• Requirement: In the data, extract each line that holds the string "this".

• Information given:

+--

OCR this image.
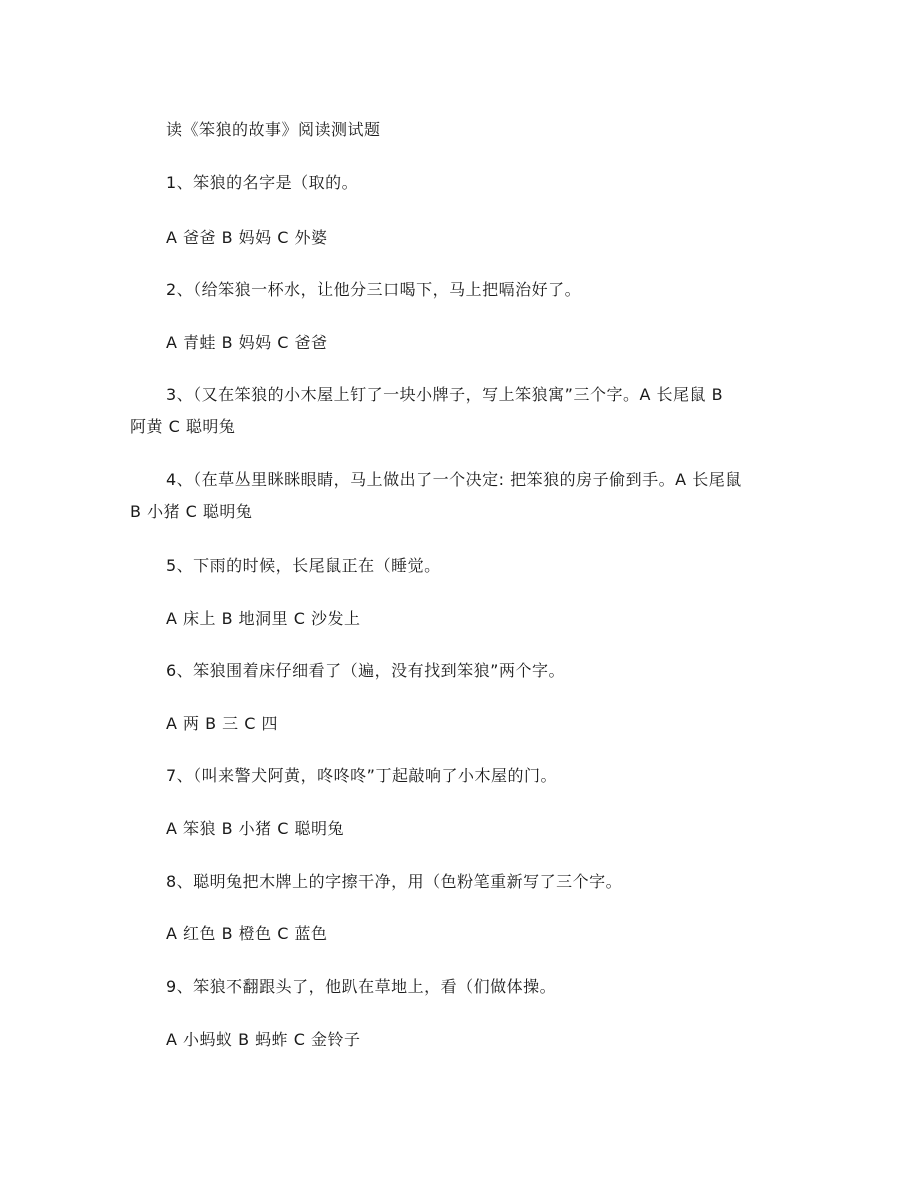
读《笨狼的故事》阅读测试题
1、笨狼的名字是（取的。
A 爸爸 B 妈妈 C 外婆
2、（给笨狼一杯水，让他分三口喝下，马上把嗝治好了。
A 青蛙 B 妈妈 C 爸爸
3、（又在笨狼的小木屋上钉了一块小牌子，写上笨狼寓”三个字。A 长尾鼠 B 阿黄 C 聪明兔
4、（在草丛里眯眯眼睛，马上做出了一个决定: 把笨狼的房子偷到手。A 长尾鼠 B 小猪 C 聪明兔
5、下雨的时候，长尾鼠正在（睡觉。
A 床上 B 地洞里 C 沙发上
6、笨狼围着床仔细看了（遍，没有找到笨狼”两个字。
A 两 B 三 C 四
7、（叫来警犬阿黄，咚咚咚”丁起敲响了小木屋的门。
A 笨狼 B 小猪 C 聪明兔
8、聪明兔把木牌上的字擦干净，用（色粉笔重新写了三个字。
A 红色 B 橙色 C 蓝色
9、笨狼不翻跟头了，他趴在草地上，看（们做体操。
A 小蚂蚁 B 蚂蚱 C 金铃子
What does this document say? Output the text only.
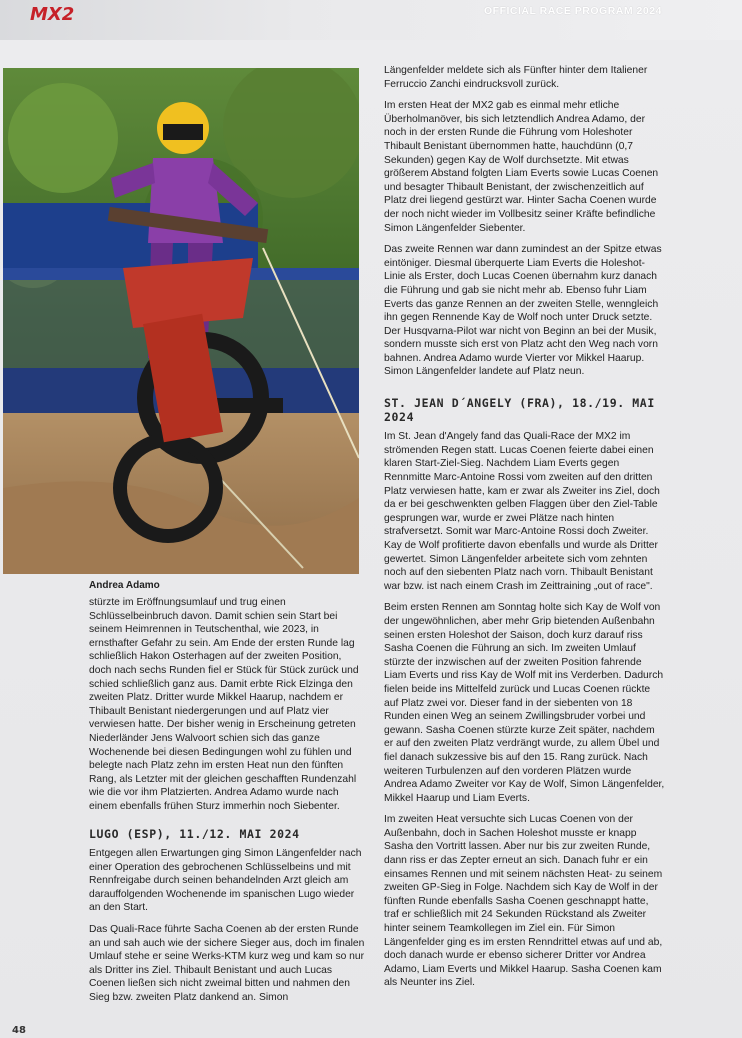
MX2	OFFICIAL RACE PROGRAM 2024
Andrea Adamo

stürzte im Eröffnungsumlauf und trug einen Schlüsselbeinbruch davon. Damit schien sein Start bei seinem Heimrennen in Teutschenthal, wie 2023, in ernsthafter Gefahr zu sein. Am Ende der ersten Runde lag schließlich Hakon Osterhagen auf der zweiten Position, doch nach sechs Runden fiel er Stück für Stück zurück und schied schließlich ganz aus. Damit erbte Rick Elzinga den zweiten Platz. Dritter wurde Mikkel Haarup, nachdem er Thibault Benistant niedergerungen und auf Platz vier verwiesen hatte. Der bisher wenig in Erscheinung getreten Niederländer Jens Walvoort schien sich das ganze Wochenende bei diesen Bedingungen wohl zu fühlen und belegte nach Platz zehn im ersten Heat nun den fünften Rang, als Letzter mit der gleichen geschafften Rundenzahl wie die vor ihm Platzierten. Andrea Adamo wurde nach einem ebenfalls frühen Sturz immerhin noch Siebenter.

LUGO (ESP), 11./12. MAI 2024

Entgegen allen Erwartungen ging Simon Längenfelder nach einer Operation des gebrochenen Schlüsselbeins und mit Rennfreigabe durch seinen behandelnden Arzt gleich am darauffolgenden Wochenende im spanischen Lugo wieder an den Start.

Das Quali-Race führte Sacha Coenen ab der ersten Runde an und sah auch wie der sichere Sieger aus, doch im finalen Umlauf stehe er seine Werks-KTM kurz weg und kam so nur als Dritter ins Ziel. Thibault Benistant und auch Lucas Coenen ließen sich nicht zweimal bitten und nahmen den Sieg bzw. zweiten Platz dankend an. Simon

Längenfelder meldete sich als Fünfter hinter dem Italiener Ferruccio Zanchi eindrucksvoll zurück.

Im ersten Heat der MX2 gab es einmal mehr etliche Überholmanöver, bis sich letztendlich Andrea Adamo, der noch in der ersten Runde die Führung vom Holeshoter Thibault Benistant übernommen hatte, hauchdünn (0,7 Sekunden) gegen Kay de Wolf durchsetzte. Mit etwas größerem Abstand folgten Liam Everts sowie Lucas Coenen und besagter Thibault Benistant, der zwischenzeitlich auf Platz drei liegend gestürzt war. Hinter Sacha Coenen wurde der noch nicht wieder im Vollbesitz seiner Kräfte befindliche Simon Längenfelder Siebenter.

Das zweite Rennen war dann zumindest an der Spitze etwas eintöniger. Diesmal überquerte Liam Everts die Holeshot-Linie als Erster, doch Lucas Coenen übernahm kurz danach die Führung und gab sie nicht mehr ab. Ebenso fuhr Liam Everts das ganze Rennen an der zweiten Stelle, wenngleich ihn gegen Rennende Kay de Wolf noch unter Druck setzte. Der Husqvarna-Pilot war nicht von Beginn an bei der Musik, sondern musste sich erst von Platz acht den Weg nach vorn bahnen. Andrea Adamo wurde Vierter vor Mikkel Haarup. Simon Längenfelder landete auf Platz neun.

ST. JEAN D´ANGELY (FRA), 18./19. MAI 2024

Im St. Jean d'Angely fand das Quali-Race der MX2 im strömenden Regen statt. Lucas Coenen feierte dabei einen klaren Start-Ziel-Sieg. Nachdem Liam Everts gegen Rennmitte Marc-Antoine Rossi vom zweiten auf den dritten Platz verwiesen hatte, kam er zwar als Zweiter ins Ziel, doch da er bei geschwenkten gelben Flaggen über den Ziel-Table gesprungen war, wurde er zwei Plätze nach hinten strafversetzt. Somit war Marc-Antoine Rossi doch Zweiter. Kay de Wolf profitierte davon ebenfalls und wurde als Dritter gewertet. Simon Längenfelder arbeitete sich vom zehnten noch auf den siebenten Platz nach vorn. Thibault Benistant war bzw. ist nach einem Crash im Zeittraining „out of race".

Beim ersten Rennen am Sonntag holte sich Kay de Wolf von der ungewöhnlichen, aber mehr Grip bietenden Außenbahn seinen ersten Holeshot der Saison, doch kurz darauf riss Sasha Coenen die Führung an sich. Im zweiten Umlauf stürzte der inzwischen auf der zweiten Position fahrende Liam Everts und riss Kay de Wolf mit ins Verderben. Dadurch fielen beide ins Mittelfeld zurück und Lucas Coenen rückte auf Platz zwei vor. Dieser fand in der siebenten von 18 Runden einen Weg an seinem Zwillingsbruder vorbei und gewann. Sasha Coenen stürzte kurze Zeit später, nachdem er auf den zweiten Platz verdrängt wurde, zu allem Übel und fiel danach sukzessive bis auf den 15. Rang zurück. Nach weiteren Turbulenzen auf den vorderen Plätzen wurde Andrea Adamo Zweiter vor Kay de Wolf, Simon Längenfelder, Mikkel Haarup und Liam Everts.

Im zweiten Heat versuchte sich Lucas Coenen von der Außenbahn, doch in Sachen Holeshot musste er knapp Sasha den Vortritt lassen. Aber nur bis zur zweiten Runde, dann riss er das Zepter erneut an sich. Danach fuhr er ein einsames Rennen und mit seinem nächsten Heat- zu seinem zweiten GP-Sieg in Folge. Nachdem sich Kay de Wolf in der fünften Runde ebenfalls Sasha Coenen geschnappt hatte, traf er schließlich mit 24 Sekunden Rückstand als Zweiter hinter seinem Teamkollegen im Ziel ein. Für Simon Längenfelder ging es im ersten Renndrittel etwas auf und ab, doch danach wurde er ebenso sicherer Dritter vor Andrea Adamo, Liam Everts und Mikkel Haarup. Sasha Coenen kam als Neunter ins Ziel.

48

+--

• Output:
OCR this image.
What does this document say? Output the text only.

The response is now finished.